◆ PROBLEM TO WORK ON
Every record must be repeated exactly; omit any pictures they contain.

◆ MATERIALS PROVIDED

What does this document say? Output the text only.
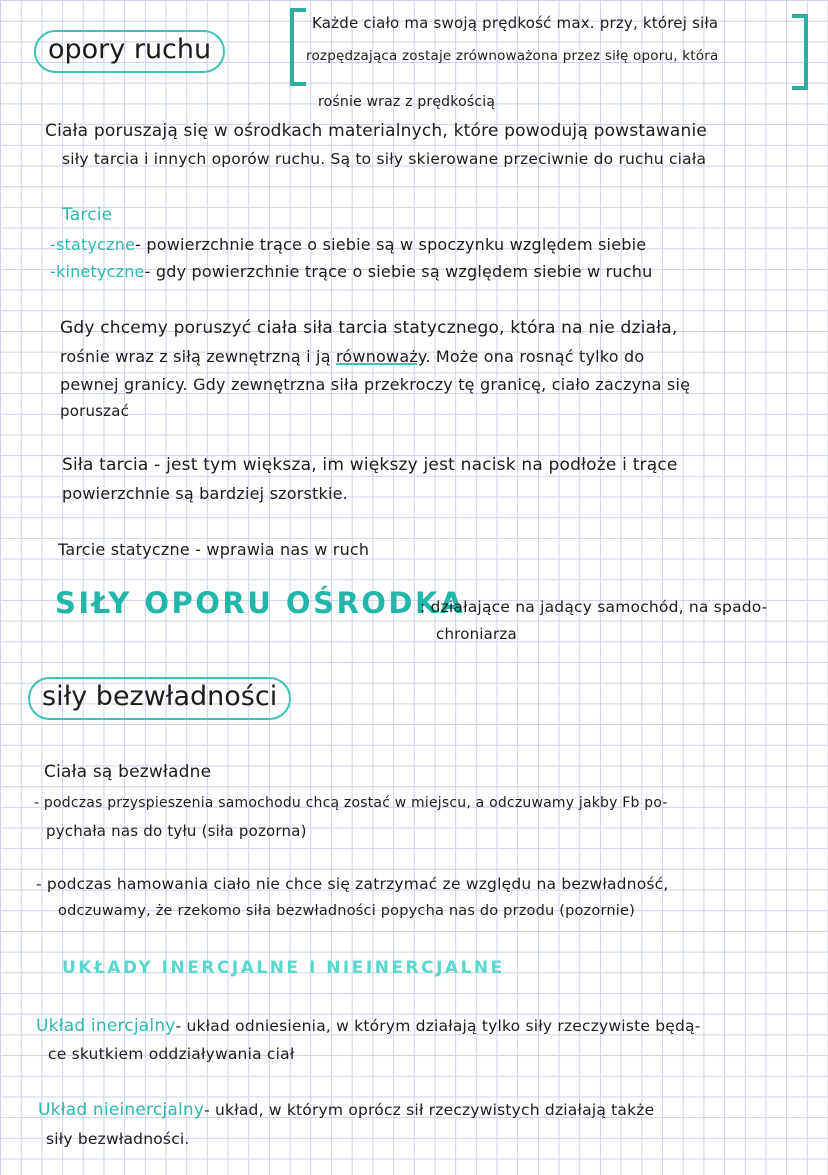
opory ruchu
Każde ciało ma swoją prędkość max. przy, której siła
rozpędzająca zostaje zrównoważona przez siłę oporu, która
rośnie wraz z prędkością
Ciała poruszają się w ośrodkach materialnych, które powodują powstawanie
siły tarcia i innych oporów ruchu. Są to siły skierowane przeciwnie do ruchu ciała
Tarcie
-statyczne- powierzchnie trące o siebie są w spoczynku względem siebie
-kinetyczne- gdy powierzchnie trące o siebie są względem siebie w ruchu
Gdy chcemy poruszyć ciała siła tarcia statycznego, która na nie działa,
rośnie wraz z siłą zewnętrzną i ją równoważy. Może ona rosnąć tylko do
pewnej granicy. Gdy zewnętrzna siła przekroczy tę granicę, ciało zaczyna się
poruszać
Siła tarcia - jest tym większa, im większy jest nacisk na podłoże i trące
powierzchnie są bardziej szorstkie.
Tarcie statyczne - wprawia nas w ruch
SIŁY OPORU OŚRODKA
: działające na jadący samochód, na spado-
chroniarza
siły bezwładności
Ciała są bezwładne
- podczas przyspieszenia samochodu chcą zostać w miejscu, a odczuwamy jakby Fb po-
pychała nas do tyłu (siła pozorna)
- podczas hamowania ciało nie chce się zatrzymać ze względu na bezwładność,
odczuwamy, że rzekomo siła bezwładności popycha nas do przodu (pozornie)
UKŁADY INERCJALNE I NIEINERCJALNE
Układ inercjalny- układ odniesienia, w którym działają tylko siły rzeczywiste będą-
ce skutkiem oddziaływania ciał
Układ nieinercjalny- układ, w którym oprócz sił rzeczywistych działają także
siły bezwładności.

◆ OUTPUT
What does this document say? Output the text only.
opory ruchu
Każde ciało ma swoją prędkość max. przy, której siła
rozpędzająca zostaje zrównoważona przez siłę oporu, która
rośnie wraz z prędkością
Ciała poruszają się w ośrodkach materialnych, które powodują powstawanie
siły tarcia i innych oporów ruchu. Są to siły skierowane przeciwnie do ruchu ciała
Tarcie
-statyczne- powierzchnie trące o siebie są w spoczynku względem siebie
-kinetyczne- gdy powierzchnie trące o siebie są względem siebie w ruchu
Gdy chcemy poruszyć ciała siła tarcia statycznego, która na nie działa,
rośnie wraz z siłą zewnętrzną i ją równoważy. Może ona rosnąć tylko do
pewnej granicy. Gdy zewnętrzna siła przekroczy tę granicę, ciało zaczyna się
poruszać
Siła tarcia - jest tym większa, im większy jest nacisk na podłoże i trące
powierzchnie są bardziej szorstkie.
Tarcie statyczne - wprawia nas w ruch
SIŁY OPORU OŚRODKA
: działające na jadący samochód, na spado-
chroniarza
siły bezwładności
Ciała są bezwładne
- podczas przyspieszenia samochodu chcą zostać w miejscu, a odczuwamy jakby Fb po-
pychała nas do tyłu (siła pozorna)
- podczas hamowania ciało nie chce się zatrzymać ze względu na bezwładność,
odczuwamy, że rzekomo siła bezwładności popycha nas do przodu (pozornie)
UKŁADY INERCJALNE I NIEINERCJALNE
Układ inercjalny- układ odniesienia, w którym działają tylko siły rzeczywiste będą-
ce skutkiem oddziaływania ciał
Układ nieinercjalny- układ, w którym oprócz sił rzeczywistych działają także
siły bezwładności.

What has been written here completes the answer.